> What is being asked:
Will you give every entry again exactly as it stands?

(Data entries)
** start **

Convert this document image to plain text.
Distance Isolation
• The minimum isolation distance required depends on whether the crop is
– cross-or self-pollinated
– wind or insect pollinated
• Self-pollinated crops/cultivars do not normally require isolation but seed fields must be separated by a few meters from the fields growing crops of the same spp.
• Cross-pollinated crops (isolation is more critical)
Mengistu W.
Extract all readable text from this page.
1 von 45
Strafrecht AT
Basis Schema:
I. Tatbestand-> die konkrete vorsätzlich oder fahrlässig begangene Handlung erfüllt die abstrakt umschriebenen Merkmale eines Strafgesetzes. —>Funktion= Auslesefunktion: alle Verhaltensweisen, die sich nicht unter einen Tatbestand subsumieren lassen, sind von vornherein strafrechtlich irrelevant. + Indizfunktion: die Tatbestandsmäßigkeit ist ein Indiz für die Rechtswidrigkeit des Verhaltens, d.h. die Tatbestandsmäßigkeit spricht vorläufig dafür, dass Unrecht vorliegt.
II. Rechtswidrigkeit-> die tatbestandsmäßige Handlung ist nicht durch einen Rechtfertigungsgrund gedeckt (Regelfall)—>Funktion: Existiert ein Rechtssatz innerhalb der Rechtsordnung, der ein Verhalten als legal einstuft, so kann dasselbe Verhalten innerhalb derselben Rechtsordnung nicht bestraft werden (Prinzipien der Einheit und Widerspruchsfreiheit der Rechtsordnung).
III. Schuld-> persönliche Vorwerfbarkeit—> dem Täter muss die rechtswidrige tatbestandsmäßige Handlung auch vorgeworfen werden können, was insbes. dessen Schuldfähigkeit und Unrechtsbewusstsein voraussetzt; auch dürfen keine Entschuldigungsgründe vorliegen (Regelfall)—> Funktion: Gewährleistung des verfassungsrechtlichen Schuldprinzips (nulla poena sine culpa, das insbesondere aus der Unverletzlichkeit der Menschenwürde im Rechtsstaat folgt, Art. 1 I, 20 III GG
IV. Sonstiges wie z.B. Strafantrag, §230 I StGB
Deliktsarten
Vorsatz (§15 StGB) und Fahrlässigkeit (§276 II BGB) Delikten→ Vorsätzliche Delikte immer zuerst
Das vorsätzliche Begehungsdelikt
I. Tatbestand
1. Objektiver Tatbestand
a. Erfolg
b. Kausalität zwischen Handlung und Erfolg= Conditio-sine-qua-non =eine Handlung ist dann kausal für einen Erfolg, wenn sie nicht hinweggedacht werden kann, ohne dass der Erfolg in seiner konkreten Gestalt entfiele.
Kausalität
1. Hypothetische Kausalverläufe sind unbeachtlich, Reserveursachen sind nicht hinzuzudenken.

** end **

> Written response:
Convert this document image to plain text.
Distance Isolation
• The minimum isolation distance required depends on whether the crop is
– cross-or self-pollinated
– wind or insect pollinated
• Self-pollinated crops/cultivars do not normally require isolation but seed fields must be separated by a few meters from the fields growing crops of the same spp.
• Cross-pollinated crops (isolation is more critical)
Mengistu W.
Extract all readable text from this page.
1 von 45
Strafrecht AT
Basis Schema:
I. Tatbestand-> die konkrete vorsätzlich oder fahrlässig begangene Handlung erfüllt die abstrakt umschriebenen Merkmale eines Strafgesetzes. —>Funktion= Auslesefunktion: alle Verhaltensweisen, die sich nicht unter einen Tatbestand subsumieren lassen, sind von vornherein strafrechtlich irrelevant. + Indizfunktion: die Tatbestandsmäßigkeit ist ein Indiz für die Rechtswidrigkeit des Verhaltens, d.h. die Tatbestandsmäßigkeit spricht vorläufig dafür, dass Unrecht vorliegt.
II. Rechtswidrigkeit-> die tatbestandsmäßige Handlung ist nicht durch einen Rechtfertigungsgrund gedeckt (Regelfall)—>Funktion: Existiert ein Rechtssatz innerhalb der Rechtsordnung, der ein Verhalten als legal einstuft, so kann dasselbe Verhalten innerhalb derselben Rechtsordnung nicht bestraft werden (Prinzipien der Einheit und Widerspruchsfreiheit der Rechtsordnung).
III. Schuld-> persönliche Vorwerfbarkeit—> dem Täter muss die rechtswidrige tatbestandsmäßige Handlung auch vorgeworfen werden können, was insbes. dessen Schuldfähigkeit und Unrechtsbewusstsein voraussetzt; auch dürfen keine Entschuldigungsgründe vorliegen (Regelfall)—> Funktion: Gewährleistung des verfassungsrechtlichen Schuldprinzips (nulla poena sine culpa, das insbesondere aus der Unverletzlichkeit der Menschenwürde im Rechtsstaat folgt, Art. 1 I, 20 III GG
IV. Sonstiges wie z.B. Strafantrag, §230 I StGB
Deliktsarten
Vorsatz (§15 StGB) und Fahrlässigkeit (§276 II BGB) Delikten→ Vorsätzliche Delikte immer zuerst
Das vorsätzliche Begehungsdelikt
I. Tatbestand
1. Objektiver Tatbestand
a. Erfolg
b. Kausalität zwischen Handlung und Erfolg= Conditio-sine-qua-non =eine Handlung ist dann kausal für einen Erfolg, wenn sie nicht hinweggedacht werden kann, ohne dass der Erfolg in seiner konkreten Gestalt entfiele.
Kausalität
1. Hypothetische Kausalverläufe sind unbeachtlich, Reserveursachen sind nicht hinzuzudenken.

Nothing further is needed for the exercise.